Extracted records
--------------------------------

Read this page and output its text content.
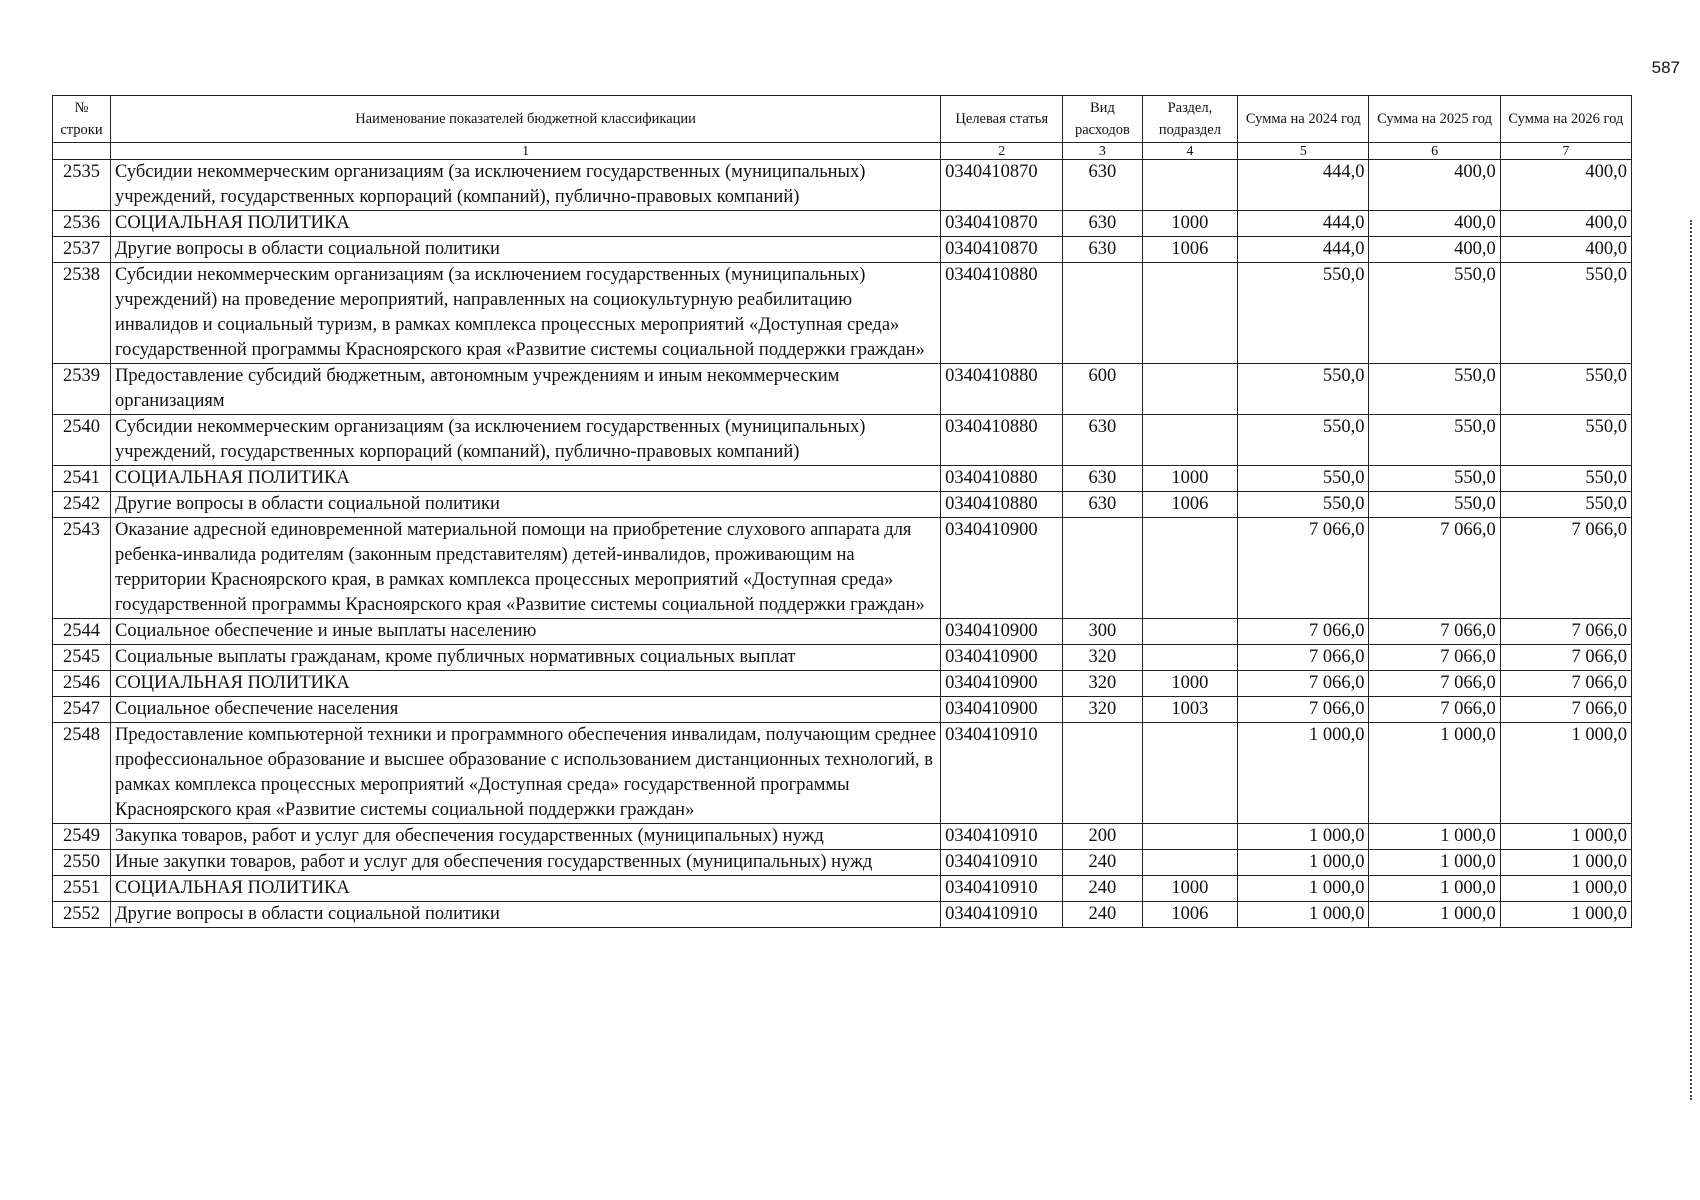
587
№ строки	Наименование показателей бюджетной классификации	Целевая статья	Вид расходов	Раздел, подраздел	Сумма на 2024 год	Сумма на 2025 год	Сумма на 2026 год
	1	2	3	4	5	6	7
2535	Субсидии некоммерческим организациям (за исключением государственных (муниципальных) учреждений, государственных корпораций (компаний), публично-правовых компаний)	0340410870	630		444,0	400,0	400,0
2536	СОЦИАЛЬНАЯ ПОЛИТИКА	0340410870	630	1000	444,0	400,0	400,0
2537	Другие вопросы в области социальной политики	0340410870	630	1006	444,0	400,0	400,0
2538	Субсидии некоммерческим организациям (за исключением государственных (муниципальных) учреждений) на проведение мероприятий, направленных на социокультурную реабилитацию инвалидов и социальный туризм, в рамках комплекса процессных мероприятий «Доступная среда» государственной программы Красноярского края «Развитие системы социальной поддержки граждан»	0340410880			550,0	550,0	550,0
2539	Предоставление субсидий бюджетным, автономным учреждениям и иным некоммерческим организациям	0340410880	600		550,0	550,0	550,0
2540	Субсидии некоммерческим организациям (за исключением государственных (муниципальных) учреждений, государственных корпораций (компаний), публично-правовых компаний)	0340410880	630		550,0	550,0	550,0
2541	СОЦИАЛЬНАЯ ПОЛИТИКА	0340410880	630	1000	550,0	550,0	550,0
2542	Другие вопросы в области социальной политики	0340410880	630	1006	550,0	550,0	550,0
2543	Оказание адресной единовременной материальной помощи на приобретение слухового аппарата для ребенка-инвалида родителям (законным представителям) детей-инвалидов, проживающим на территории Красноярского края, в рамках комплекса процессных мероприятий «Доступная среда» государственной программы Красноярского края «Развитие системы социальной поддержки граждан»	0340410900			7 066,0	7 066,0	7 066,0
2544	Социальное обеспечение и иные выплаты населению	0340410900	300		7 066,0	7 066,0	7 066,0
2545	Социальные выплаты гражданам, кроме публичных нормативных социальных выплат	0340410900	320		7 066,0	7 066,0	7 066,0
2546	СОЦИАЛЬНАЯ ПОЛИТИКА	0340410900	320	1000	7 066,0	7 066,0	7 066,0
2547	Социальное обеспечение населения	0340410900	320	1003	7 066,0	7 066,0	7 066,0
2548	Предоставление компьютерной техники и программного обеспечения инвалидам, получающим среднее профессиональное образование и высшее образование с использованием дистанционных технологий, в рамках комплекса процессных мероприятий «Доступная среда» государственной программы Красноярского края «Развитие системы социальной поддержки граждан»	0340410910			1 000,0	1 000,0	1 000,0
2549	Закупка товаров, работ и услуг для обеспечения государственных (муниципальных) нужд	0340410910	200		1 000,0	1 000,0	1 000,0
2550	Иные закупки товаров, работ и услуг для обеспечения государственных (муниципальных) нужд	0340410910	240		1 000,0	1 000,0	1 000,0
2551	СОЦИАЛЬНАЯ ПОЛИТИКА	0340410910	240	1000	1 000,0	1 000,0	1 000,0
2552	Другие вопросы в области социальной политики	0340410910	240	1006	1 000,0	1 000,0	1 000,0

--------------------------------

→ STATED EXERCISE
All the records need to be repeated exactly, with the images dropped.

→ FULL RESPONSE
Read this page and output its text content.
587
№ строки	Наименование показателей бюджетной классификации	Целевая статья	Вид расходов	Раздел, подраздел	Сумма на 2024 год	Сумма на 2025 год	Сумма на 2026 год
	1	2	3	4	5	6	7
2535	Субсидии некоммерческим организациям (за исключением государственных (муниципальных) учреждений, государственных корпораций (компаний), публично-правовых компаний)	0340410870	630		444,0	400,0	400,0
2536	СОЦИАЛЬНАЯ ПОЛИТИКА	0340410870	630	1000	444,0	400,0	400,0
2537	Другие вопросы в области социальной политики	0340410870	630	1006	444,0	400,0	400,0
2538	Субсидии некоммерческим организациям (за исключением государственных (муниципальных) учреждений) на проведение мероприятий, направленных на социокультурную реабилитацию инвалидов и социальный туризм, в рамках комплекса процессных мероприятий «Доступная среда» государственной программы Красноярского края «Развитие системы социальной поддержки граждан»	0340410880			550,0	550,0	550,0
2539	Предоставление субсидий бюджетным, автономным учреждениям и иным некоммерческим организациям	0340410880	600		550,0	550,0	550,0
2540	Субсидии некоммерческим организациям (за исключением государственных (муниципальных) учреждений, государственных корпораций (компаний), публично-правовых компаний)	0340410880	630		550,0	550,0	550,0
2541	СОЦИАЛЬНАЯ ПОЛИТИКА	0340410880	630	1000	550,0	550,0	550,0
2542	Другие вопросы в области социальной политики	0340410880	630	1006	550,0	550,0	550,0
2543	Оказание адресной единовременной материальной помощи на приобретение слухового аппарата для ребенка-инвалида родителям (законным представителям) детей-инвалидов, проживающим на территории Красноярского края, в рамках комплекса процессных мероприятий «Доступная среда» государственной программы Красноярского края «Развитие системы социальной поддержки граждан»	0340410900			7 066,0	7 066,0	7 066,0
2544	Социальное обеспечение и иные выплаты населению	0340410900	300		7 066,0	7 066,0	7 066,0
2545	Социальные выплаты гражданам, кроме публичных нормативных социальных выплат	0340410900	320		7 066,0	7 066,0	7 066,0
2546	СОЦИАЛЬНАЯ ПОЛИТИКА	0340410900	320	1000	7 066,0	7 066,0	7 066,0
2547	Социальное обеспечение населения	0340410900	320	1003	7 066,0	7 066,0	7 066,0
2548	Предоставление компьютерной техники и программного обеспечения инвалидам, получающим среднее профессиональное образование и высшее образование с использованием дистанционных технологий, в рамках комплекса процессных мероприятий «Доступная среда» государственной программы Красноярского края «Развитие системы социальной поддержки граждан»	0340410910			1 000,0	1 000,0	1 000,0
2549	Закупка товаров, работ и услуг для обеспечения государственных (муниципальных) нужд	0340410910	200		1 000,0	1 000,0	1 000,0
2550	Иные закупки товаров, работ и услуг для обеспечения государственных (муниципальных) нужд	0340410910	240		1 000,0	1 000,0	1 000,0
2551	СОЦИАЛЬНАЯ ПОЛИТИКА	0340410910	240	1000	1 000,0	1 000,0	1 000,0
2552	Другие вопросы в области социальной политики	0340410910	240	1006	1 000,0	1 000,0	1 000,0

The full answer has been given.